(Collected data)
::::::::::
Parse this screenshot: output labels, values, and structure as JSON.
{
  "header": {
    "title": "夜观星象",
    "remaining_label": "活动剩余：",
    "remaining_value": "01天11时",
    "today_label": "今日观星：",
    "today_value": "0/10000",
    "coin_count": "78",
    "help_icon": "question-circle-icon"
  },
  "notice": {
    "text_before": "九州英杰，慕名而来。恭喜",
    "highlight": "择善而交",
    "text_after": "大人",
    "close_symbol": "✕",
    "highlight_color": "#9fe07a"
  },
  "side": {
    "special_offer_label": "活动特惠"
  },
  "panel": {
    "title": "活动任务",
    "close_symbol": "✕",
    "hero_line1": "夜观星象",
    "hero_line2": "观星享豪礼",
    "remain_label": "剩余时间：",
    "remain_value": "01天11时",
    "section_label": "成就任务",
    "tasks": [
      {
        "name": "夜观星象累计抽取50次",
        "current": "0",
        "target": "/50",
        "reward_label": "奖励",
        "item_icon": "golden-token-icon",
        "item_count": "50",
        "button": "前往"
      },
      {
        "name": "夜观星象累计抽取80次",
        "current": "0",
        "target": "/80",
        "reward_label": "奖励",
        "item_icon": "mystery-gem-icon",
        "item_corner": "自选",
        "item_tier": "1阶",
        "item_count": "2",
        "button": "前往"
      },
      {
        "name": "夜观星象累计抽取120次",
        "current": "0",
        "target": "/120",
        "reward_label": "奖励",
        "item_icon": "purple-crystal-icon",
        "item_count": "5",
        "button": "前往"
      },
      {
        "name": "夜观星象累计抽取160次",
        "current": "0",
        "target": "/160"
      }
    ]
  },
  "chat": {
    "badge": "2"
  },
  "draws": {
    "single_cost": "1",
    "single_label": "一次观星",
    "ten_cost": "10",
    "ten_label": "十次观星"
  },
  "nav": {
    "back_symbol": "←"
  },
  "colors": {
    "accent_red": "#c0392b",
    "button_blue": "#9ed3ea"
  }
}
::::::::::
Repeat the records above exactly, from the first line to the last.

Parse this screenshot: output labels, values, and structure as JSON.
{
  "header": {
    "title": "夜观星象",
    "remaining_label": "活动剩余：",
    "remaining_value": "01天11时",
    "today_label": "今日观星：",
    "today_value": "0/10000",
    "coin_count": "78",
    "help_icon": "question-circle-icon"
  },
  "notice": {
    "text_before": "九州英杰，慕名而来。恭喜",
    "highlight": "择善而交",
    "text_after": "大人",
    "close_symbol": "✕",
    "highlight_color": "#9fe07a"
  },
  "side": {
    "special_offer_label": "活动特惠"
  },
  "panel": {
    "title": "活动任务",
    "close_symbol": "✕",
    "hero_line1": "夜观星象",
    "hero_line2": "观星享豪礼",
    "remain_label": "剩余时间：",
    "remain_value": "01天11时",
    "section_label": "成就任务",
    "tasks": [
      {
        "name": "夜观星象累计抽取50次",
        "current": "0",
        "target": "/50",
        "reward_label": "奖励",
        "item_icon": "golden-token-icon",
        "item_count": "50",
        "button": "前往"
      },
      {
        "name": "夜观星象累计抽取80次",
        "current": "0",
        "target": "/80",
        "reward_label": "奖励",
        "item_icon": "mystery-gem-icon",
        "item_corner": "自选",
        "item_tier": "1阶",
        "item_count": "2",
        "button": "前往"
      },
      {
        "name": "夜观星象累计抽取120次",
        "current": "0",
        "target": "/120",
        "reward_label": "奖励",
        "item_icon": "purple-crystal-icon",
        "item_count": "5",
        "button": "前往"
      },
      {
        "name": "夜观星象累计抽取160次",
        "current": "0",
        "target": "/160"
      }
    ]
  },
  "chat": {
    "badge": "2"
  },
  "draws": {
    "single_cost": "1",
    "single_label": "一次观星",
    "ten_cost": "10",
    "ten_label": "十次观星"
  },
  "nav": {
    "back_symbol": "←"
  },
  "colors": {
    "accent_red": "#c0392b",
    "button_blue": "#9ed3ea"
  }
}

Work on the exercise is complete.